WHAT IS ASKED ::
Look through the listing for the word "قبلی". Copy each line that has it.

MATERIAL FOR THIS TASK ::
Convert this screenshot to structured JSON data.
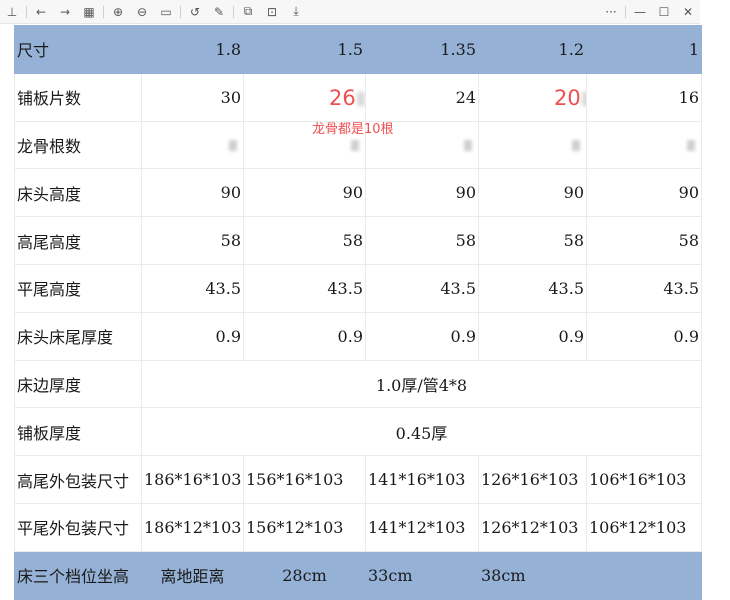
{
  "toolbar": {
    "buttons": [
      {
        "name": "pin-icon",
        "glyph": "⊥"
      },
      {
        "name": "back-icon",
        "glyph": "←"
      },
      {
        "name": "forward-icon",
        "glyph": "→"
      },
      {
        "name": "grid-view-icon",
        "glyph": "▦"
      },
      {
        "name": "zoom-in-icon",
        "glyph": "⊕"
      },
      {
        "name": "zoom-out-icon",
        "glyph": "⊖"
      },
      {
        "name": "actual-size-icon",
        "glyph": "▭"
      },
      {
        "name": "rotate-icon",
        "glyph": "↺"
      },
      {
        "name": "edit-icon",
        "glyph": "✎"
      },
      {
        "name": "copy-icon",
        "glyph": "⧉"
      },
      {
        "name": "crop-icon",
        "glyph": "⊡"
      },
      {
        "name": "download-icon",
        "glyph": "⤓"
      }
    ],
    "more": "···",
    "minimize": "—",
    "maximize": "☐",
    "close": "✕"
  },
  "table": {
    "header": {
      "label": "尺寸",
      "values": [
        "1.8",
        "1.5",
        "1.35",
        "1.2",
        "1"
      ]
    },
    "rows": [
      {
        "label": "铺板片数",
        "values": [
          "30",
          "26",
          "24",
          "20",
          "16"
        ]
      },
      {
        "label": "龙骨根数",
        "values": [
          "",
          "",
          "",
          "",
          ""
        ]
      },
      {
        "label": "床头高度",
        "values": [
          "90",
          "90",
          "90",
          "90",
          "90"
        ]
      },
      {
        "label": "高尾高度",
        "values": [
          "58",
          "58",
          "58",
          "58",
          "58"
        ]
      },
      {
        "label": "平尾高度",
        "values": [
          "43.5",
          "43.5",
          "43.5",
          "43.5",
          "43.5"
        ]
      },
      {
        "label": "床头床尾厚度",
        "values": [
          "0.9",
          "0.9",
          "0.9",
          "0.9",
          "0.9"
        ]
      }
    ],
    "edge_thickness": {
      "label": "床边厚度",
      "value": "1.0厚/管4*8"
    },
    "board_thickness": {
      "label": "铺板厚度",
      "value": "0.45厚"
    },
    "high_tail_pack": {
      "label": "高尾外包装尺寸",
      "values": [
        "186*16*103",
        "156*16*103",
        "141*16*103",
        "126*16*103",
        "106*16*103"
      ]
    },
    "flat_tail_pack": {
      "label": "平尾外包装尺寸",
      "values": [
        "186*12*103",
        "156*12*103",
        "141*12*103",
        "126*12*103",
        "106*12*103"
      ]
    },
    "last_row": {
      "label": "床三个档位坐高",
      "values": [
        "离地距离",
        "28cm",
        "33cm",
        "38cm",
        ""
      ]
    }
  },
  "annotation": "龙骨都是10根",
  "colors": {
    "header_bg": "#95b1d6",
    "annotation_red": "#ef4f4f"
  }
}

---

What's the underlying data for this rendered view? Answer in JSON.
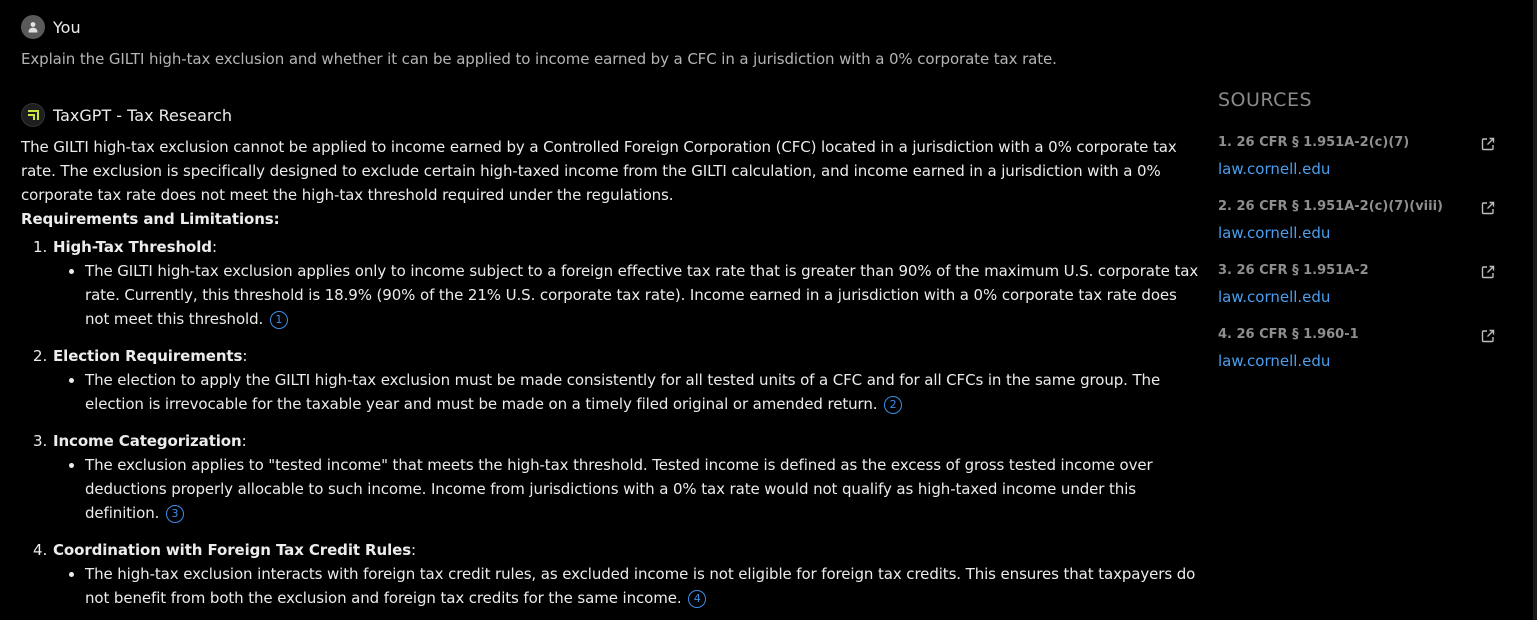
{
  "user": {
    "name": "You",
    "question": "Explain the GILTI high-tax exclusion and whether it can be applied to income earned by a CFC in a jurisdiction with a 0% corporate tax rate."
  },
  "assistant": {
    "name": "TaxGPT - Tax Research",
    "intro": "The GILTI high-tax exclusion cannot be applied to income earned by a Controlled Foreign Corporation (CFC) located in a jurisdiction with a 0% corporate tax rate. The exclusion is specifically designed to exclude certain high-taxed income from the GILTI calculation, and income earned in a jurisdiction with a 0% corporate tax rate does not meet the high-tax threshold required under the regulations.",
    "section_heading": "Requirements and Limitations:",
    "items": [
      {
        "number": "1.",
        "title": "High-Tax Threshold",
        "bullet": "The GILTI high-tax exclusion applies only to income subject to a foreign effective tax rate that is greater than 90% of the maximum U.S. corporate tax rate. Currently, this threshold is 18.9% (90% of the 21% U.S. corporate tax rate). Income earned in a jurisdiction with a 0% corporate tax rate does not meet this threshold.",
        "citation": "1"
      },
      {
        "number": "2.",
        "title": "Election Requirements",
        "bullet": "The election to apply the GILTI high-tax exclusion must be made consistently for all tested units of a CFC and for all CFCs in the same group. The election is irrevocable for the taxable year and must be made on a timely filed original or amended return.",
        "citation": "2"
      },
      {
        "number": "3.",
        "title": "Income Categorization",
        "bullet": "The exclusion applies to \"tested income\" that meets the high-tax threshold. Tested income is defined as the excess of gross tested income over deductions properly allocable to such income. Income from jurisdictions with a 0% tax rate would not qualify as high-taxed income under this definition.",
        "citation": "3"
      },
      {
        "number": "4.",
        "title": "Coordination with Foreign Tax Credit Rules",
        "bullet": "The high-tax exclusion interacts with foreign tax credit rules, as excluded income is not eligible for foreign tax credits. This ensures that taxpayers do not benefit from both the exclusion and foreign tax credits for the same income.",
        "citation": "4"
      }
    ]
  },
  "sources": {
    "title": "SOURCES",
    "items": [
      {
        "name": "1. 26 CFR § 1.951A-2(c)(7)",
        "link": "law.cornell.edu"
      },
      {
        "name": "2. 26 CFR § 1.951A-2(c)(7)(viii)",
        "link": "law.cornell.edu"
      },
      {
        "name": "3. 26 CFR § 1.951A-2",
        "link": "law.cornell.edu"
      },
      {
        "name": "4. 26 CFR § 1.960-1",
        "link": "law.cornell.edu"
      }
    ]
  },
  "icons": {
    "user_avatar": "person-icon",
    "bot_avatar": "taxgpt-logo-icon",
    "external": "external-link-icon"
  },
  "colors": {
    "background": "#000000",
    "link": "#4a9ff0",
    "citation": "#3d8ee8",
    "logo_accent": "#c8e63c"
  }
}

--

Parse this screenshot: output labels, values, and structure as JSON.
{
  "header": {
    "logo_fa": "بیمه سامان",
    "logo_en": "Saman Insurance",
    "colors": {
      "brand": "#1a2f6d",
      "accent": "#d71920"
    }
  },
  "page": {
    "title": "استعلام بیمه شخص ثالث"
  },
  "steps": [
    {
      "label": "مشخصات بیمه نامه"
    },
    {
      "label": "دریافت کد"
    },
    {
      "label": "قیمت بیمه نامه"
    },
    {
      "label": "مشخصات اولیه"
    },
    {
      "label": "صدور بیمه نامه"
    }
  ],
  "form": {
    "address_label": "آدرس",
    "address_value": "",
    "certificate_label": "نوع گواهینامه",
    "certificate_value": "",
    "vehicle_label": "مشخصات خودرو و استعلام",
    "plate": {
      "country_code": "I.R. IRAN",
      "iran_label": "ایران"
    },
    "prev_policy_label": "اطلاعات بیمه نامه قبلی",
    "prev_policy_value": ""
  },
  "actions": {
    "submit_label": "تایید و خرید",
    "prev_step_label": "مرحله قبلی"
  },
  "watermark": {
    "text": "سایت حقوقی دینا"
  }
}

REPLY TO THE EXERCISE ::
    "prev_policy_label": "اطلاعات بیمه نامه قبلی",
    "prev_step_label": "مرحله قبلی"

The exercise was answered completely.